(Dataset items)
★ ★ ★ ★
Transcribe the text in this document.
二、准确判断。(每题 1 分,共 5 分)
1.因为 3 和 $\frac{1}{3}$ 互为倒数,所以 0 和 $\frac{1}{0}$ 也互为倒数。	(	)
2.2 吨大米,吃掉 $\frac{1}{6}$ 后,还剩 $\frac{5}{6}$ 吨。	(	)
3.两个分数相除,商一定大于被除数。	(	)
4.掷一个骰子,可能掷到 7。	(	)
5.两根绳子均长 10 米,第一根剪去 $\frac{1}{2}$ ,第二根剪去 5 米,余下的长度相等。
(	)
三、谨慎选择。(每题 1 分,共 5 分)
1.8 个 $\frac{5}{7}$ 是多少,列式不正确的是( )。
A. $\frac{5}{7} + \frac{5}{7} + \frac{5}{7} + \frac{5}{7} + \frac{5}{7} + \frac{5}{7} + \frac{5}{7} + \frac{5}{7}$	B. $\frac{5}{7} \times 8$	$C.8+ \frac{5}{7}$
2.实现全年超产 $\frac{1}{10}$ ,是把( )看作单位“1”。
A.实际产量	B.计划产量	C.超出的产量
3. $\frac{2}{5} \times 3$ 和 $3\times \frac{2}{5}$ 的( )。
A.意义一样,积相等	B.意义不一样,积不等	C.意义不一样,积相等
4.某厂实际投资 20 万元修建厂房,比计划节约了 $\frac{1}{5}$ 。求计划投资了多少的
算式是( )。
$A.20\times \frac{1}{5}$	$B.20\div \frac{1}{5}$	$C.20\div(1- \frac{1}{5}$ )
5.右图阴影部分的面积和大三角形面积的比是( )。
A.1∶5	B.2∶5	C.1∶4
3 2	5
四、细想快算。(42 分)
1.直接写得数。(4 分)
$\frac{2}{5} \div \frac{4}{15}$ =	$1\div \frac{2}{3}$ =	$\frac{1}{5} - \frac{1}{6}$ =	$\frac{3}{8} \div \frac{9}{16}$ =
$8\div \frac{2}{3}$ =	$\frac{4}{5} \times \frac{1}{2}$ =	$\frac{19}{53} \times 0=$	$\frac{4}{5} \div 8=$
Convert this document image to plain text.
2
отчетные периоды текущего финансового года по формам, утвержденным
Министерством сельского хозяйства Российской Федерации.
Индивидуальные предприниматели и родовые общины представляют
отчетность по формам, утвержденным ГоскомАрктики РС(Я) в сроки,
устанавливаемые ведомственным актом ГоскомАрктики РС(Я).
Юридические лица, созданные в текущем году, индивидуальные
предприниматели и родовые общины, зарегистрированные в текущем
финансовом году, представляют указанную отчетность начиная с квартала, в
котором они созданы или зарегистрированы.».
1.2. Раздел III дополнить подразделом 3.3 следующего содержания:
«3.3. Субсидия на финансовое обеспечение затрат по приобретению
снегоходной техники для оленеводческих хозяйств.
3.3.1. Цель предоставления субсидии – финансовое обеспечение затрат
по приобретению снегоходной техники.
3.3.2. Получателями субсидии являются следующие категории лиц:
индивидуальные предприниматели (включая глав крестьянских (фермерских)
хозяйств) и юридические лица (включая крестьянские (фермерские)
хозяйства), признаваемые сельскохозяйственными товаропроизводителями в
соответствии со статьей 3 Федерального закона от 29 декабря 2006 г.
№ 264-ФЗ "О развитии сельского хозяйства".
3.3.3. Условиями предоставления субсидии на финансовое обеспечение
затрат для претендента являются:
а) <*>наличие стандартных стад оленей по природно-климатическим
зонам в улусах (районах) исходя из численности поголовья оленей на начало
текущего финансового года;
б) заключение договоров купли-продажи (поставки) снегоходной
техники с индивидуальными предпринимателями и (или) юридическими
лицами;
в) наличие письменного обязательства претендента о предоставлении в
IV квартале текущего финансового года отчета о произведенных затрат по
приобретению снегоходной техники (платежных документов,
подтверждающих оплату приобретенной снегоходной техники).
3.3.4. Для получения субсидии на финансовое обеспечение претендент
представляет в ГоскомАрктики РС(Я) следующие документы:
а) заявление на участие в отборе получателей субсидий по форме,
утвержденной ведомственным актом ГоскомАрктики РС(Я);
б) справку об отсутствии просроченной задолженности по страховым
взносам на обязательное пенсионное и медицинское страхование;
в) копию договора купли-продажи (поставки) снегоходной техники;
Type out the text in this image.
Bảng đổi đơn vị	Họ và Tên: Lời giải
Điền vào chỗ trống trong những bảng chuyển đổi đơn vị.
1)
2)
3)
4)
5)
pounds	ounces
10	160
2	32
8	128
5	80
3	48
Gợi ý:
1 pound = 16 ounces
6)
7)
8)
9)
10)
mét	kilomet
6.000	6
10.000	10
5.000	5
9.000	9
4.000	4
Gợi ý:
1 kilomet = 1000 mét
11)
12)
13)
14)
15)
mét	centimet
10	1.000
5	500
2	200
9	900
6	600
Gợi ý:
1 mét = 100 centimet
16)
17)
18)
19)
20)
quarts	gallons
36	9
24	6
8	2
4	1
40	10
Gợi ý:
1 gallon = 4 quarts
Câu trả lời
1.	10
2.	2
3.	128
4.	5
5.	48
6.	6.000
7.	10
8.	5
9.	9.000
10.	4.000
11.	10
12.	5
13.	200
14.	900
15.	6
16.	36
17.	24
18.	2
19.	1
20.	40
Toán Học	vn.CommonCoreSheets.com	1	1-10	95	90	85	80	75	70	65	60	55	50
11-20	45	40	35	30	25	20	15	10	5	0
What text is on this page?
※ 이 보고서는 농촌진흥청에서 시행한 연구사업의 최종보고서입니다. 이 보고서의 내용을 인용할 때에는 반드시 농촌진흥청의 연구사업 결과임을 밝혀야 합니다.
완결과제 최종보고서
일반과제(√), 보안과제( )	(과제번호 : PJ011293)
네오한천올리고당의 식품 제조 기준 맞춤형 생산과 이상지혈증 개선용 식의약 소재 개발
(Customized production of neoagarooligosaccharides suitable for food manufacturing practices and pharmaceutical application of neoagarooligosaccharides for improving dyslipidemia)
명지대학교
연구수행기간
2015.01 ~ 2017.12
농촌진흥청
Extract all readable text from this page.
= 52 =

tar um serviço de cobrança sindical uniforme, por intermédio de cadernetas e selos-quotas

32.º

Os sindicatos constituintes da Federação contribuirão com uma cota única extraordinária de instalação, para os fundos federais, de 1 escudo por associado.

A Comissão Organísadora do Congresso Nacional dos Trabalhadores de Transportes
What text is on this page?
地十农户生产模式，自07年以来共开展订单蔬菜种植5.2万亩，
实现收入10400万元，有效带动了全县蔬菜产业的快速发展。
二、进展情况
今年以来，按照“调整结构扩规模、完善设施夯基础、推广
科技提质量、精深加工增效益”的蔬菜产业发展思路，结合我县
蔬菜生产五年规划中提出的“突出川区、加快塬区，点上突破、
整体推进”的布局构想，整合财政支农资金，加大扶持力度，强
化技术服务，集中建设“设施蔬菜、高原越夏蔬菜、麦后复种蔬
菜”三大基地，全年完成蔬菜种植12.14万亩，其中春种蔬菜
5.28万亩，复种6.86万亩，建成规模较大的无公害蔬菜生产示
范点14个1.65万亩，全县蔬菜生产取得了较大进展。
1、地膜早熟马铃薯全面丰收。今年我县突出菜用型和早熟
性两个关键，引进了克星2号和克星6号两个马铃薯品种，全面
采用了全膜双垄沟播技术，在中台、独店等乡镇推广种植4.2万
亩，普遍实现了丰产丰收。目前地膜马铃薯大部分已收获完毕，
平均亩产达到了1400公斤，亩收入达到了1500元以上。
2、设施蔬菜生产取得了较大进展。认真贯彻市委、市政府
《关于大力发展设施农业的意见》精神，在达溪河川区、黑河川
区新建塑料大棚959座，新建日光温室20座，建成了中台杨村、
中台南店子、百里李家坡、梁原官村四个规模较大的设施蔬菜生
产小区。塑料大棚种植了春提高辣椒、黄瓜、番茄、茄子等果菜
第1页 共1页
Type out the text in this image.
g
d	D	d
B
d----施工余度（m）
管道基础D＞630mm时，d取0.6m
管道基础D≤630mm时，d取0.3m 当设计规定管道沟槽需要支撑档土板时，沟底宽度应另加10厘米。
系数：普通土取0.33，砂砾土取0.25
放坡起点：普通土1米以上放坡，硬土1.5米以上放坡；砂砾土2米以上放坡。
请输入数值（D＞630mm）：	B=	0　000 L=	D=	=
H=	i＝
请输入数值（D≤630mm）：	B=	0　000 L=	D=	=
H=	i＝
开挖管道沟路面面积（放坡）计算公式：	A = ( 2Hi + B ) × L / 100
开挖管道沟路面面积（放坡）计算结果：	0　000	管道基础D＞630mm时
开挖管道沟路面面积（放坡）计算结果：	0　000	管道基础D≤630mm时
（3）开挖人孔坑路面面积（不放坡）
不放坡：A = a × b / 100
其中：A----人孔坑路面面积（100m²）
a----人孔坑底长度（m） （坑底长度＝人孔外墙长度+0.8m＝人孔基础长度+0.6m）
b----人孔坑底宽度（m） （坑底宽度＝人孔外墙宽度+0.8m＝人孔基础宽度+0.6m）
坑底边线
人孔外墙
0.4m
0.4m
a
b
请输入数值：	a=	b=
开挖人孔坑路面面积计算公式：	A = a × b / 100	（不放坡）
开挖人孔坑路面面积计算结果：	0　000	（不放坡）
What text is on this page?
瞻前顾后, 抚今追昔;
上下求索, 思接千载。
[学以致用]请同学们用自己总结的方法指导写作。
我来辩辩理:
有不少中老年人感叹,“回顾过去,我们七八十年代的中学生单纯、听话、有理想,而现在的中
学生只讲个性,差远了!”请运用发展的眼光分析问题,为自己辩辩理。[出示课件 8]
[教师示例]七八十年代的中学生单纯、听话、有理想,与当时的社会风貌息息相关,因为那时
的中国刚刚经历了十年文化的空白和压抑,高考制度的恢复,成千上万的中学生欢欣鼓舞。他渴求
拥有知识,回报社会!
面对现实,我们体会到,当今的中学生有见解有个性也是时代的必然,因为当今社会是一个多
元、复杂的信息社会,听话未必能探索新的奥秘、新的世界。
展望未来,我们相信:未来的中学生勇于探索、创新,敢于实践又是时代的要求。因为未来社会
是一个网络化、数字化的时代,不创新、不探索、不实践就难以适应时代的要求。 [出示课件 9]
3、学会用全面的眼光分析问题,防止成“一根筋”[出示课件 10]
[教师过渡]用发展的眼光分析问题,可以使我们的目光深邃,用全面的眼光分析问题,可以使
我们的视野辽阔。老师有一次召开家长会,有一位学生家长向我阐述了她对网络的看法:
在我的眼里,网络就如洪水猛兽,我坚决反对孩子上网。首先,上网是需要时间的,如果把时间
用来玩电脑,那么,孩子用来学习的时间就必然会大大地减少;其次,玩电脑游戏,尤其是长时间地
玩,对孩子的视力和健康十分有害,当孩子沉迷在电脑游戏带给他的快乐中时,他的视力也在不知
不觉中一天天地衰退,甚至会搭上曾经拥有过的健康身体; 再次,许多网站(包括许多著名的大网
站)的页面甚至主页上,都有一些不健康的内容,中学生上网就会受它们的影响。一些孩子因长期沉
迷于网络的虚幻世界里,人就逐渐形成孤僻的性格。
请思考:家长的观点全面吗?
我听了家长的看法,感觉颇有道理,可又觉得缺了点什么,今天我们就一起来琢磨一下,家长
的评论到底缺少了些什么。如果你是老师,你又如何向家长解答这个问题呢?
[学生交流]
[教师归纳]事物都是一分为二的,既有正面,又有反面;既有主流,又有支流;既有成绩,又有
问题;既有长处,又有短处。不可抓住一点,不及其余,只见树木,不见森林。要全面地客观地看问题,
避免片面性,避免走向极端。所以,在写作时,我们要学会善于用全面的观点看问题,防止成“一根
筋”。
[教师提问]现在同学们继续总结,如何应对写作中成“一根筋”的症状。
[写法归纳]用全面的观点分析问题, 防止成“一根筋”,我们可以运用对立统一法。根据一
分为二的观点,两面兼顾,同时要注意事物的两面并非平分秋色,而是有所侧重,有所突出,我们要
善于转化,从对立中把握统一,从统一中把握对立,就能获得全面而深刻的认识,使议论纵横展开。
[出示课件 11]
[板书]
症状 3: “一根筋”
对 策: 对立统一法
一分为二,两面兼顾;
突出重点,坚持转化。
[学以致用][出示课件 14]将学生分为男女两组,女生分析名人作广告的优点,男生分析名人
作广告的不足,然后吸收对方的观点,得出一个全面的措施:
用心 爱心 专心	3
★ ★ ★ ★
→ **WHAT IS BEING ASKED**
Pull every line containing the word "актом" out of the entries above.

→ **RESULT OF THE EXERCISE**
устанавливаемые ведомственным актом ГоскомАрктики РС(Я).
утвержденной ведомственным актом ГоскомАрктики РС(Я);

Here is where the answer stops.